═════ Text block ═════
10-12th August 2012
University of St Andrews
National identity is a central point of enquiry that is repeatedly called upon in contemporary social and political rhetoric. Our conference, ‘Emblems of Nationhood, 1707–1901’, will address the roots of this theme by discussing depictions of Britain and Britishness in literature, philosophy, and art between the Act of Union in 1707 and the death of Queen Victoria in 1901. Over the course of this multidisciplinary conference, we aim to explore how expressions of nationalism have moulded both critical perspectives on national identity and their creative products.
Discussing emblems of nationhood in 2012 is a fitting way to mark the twentieth anniversary of Linda Colley’s seminal account of Britishness, Britons: Forging the Nation, and coincides with the Queen’s Diamond Jubilee. Several broad questions could potentially be explored in the course of the conference: What did Britishness mean in the eighteenth and nineteenth centuries, and how was it represented and perceived? To what extent is nationalism tied with military events and empire building? How “British” was Britain before the launch of the Empire? How did concepts of nationalism enter the public consciousness, both within the British Isles and abroad? What is the impact of artistic and cultural depictions of Britain and Britishness in domestic and international contexts? How can these historical ideas of Britishness enhance our contemporary understanding of the concepts of nationalism and national identity?
Alongside panel sessions and a roundtable discussion on national identity in the period, public expressions of nationhood will also be represented: we are planning an exhibition of pictorial representations of Britishness in the form of cartoons, banknotes, war-landscapes, et cetera, as well as an evening of patriotic entertainment from the period.
═════ Dataset excerpts ═════
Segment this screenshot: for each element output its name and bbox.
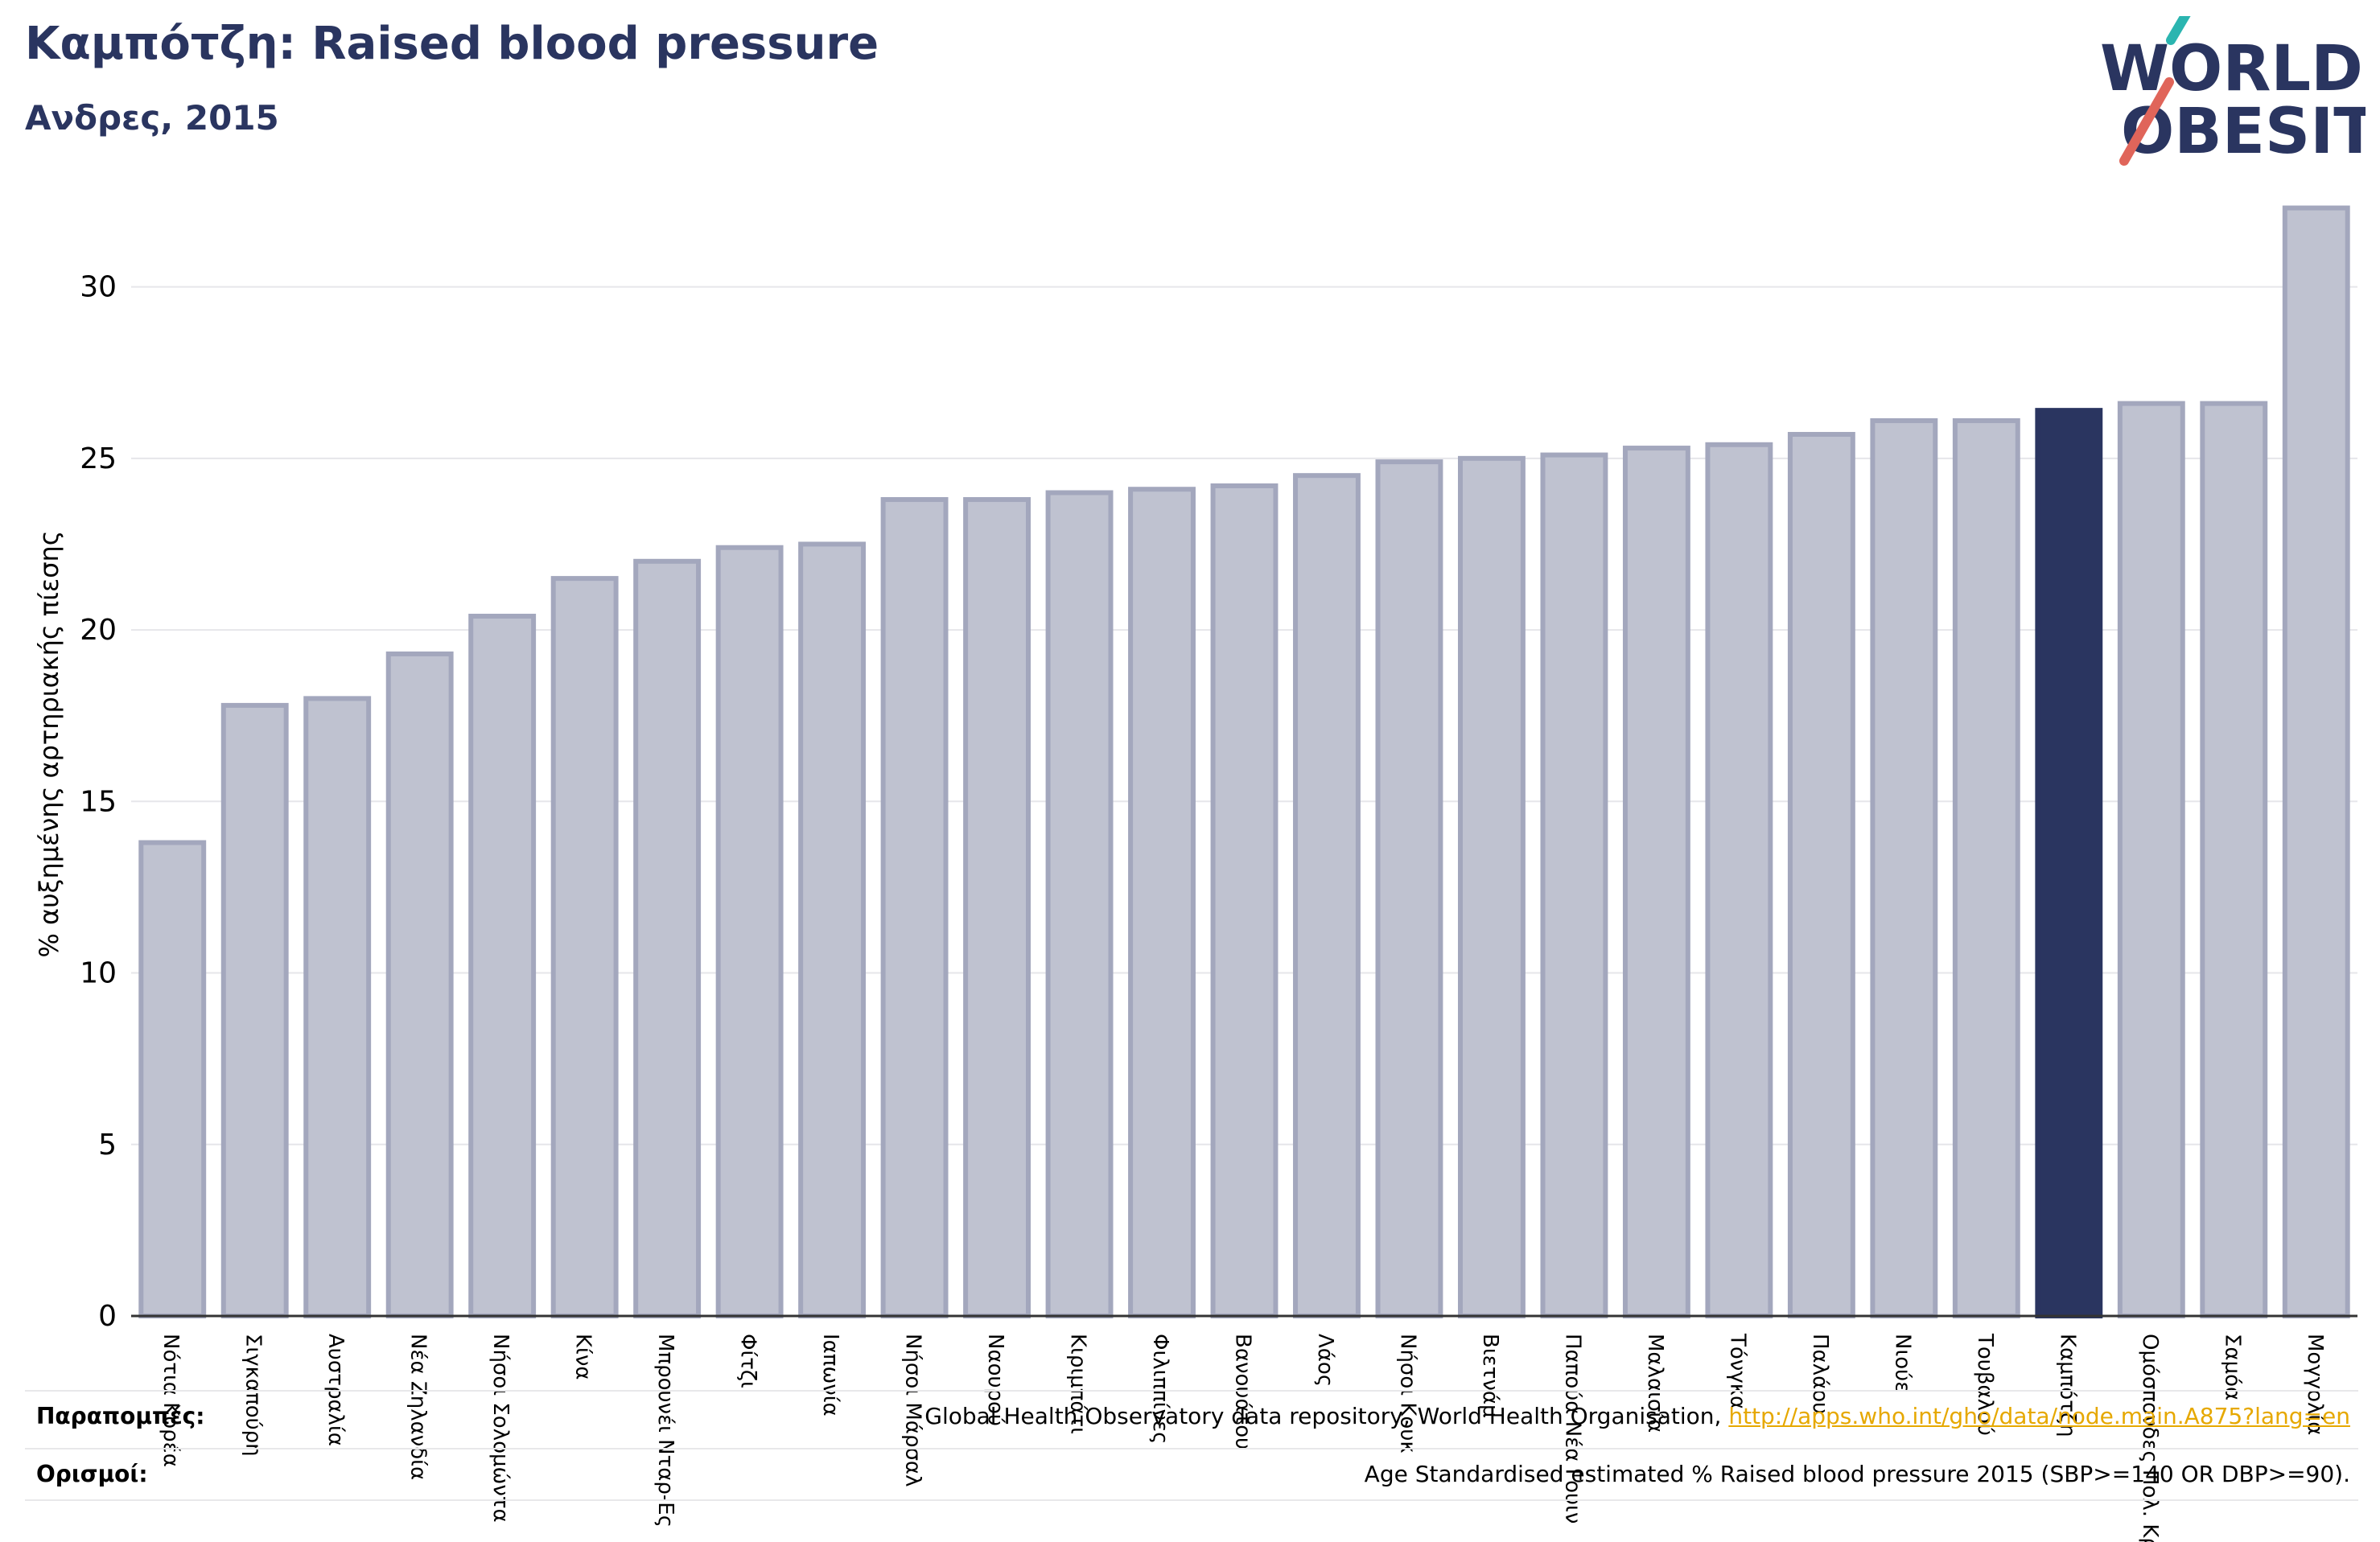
logo-slash-teal (2166, 16, 2191, 45)
world-obesity-logo: WORLD OBESITY (2100, 16, 2366, 168)
bar (963, 497, 1031, 1318)
sources-body: Global Health Observatory data repositor… (924, 1403, 1729, 1429)
bar (1787, 431, 1855, 1318)
bars (138, 205, 2350, 1319)
x-tick-label: Νήσοι Κουκ (1395, 1334, 1419, 1454)
bar (1210, 483, 1279, 1318)
definitions-label: Ορισμοί: (36, 1461, 148, 1487)
y-tick-label: 25 (80, 442, 117, 475)
bar (1952, 417, 2020, 1318)
bar (220, 702, 289, 1318)
x-tick-label: Νιούε (1890, 1334, 1914, 1392)
y-tick-label: 5 (98, 1129, 117, 1162)
bar (1375, 459, 1443, 1319)
x-tick-label: Μαλαισία (1643, 1334, 1667, 1433)
sources-link[interactable]: http://apps.who.int/gho/data/node.main.A… (1728, 1403, 2350, 1429)
x-tick-label: Κίνα (571, 1334, 595, 1380)
y-tick-label: 15 (80, 785, 117, 818)
y-tick-label: 10 (80, 957, 117, 990)
y-tick-labels: 0 5 10 15 20 25 30 (80, 271, 117, 1333)
sources-text: Global Health Observatory data repositor… (924, 1403, 2350, 1429)
bar (1045, 490, 1114, 1318)
x-tick-label: Σιγκαπούρη (241, 1334, 266, 1457)
bar (2282, 205, 2350, 1319)
bar-highlight (2035, 408, 2103, 1319)
bar (880, 497, 949, 1318)
sources-label: Παραπομπές: (36, 1403, 205, 1429)
y-tick-label: 30 (80, 271, 117, 304)
bar (385, 651, 454, 1318)
bar (1540, 452, 1608, 1318)
bar (1622, 446, 1690, 1318)
y-tick-label: 0 (98, 1300, 117, 1333)
x-tick-label: Τόνγκα (1725, 1333, 1749, 1409)
chart-title: Καμπότζη: Raised blood pressure (25, 18, 879, 70)
bar (303, 696, 372, 1318)
x-tick-label: Παλάου (1808, 1334, 1832, 1414)
x-tick-label: Μπρουνέι Νταρ-Ες (653, 1334, 677, 1528)
x-tick-label: Νότια Κορέα (159, 1334, 183, 1467)
x-tick-label: Μογγολία (2303, 1334, 2327, 1435)
bar (798, 541, 867, 1318)
bar (2200, 401, 2268, 1318)
y-tick-label: 20 (80, 614, 117, 647)
bar (715, 545, 784, 1318)
logo-line2: OBESITY (2121, 96, 2366, 168)
logo-line1: WORLD (2100, 33, 2363, 105)
x-tick-label: Ομόσπονδες Πολ. Κρ (2138, 1334, 2162, 1542)
sources-row: Παραπομπές: Global Health Observatory da… (25, 1390, 2358, 1441)
x-tick-labels: Νότια Κορέα Σιγκαπούρη Αυστραλία Νέα Ζηλανδ… (159, 1333, 2327, 1542)
x-tick-label: Νήσοι Μάρσαλ (901, 1334, 925, 1486)
x-tick-label: Φίτζι (736, 1334, 760, 1388)
x-tick-label: Νήσοι Σολομώντα (488, 1334, 513, 1523)
x-tick-label: Ναουρού (983, 1334, 1007, 1426)
bar (1870, 417, 1938, 1318)
bar (1128, 487, 1196, 1319)
x-tick-label: Λάος (1313, 1334, 1337, 1387)
x-tick-label: Καμπότζη (2055, 1334, 2079, 1437)
bar (1293, 473, 1361, 1319)
x-tick-label: Βιετνάμ (1478, 1334, 1502, 1418)
bar (1458, 455, 1526, 1318)
bar (138, 840, 207, 1318)
x-tick-label: Παπούα Νέα Γουιν (1560, 1334, 1584, 1523)
definitions-text: Age Standardised estimated % Raised bloo… (1364, 1461, 2350, 1487)
x-tick-label: Νέα Ζηλανδία (406, 1334, 430, 1480)
x-tick-label: Κιριμπάτι (1066, 1334, 1090, 1434)
chart-subtitle: Ανδρες, 2015 (25, 98, 279, 138)
bar (633, 558, 702, 1318)
x-tick-label: Σαμόα (2220, 1334, 2244, 1400)
x-tick-label: Ιαπωνία (818, 1334, 842, 1417)
bar (1705, 442, 1773, 1318)
x-tick-label: Τουβαλού (1973, 1333, 1997, 1436)
y-axis-label: % αυξημένης αρτηριακής πίεσης (34, 530, 64, 957)
x-tick-label: Βανουάτου (1231, 1334, 1255, 1449)
logo-slash-red (2119, 77, 2174, 166)
bar (468, 614, 537, 1318)
x-tick-label: Αυστραλία (323, 1334, 348, 1446)
x-tick-label: Φιλιππίνες (1148, 1334, 1172, 1444)
bar (2117, 401, 2185, 1318)
definitions-row: Ορισμοί: Age Standardised estimated % Ra… (25, 1448, 2358, 1501)
bar (550, 576, 619, 1318)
═════
Brief A:
Using the conference announcement, decide whether each statement agrees with it, answering yes or no and quoting the exact words that settle it: (i) The conference covers a period that ends with the death of Queen Victoria in 1901. (ii) The conference takes place at the University of Edinburgh. (iii) The planned exhibition includes banknotes.
Brief B:
Reproduce word for word the part of the conference announcement starting with "10-12th August 2012" and going on through "their creative products.".

Output A:
(i) Yes: "between the Act of Union in 1707 and the death of Queen Victoria in 1901"
(ii) No: "University of St Andrews"
(iii) Yes: "cartoons, banknotes, war-landscapes, et cetera"

Output B:
10-12th August 2012
University of St Andrews
National identity is a central point of enquiry that is repeatedly called upon in contemporary social and political rhetoric. Our conference, ‘Emblems of Nationhood, 1707–1901’, will address the roots of this theme by discussing depictions of Britain and Britishness in literature, philosophy, and art between the Act of Union in 1707 and the death of Queen Victoria in 1901. Over the course of this multidisciplinary conference, we aim to explore how expressions of nationalism have moulded both critical perspectives on national identity and their creative products.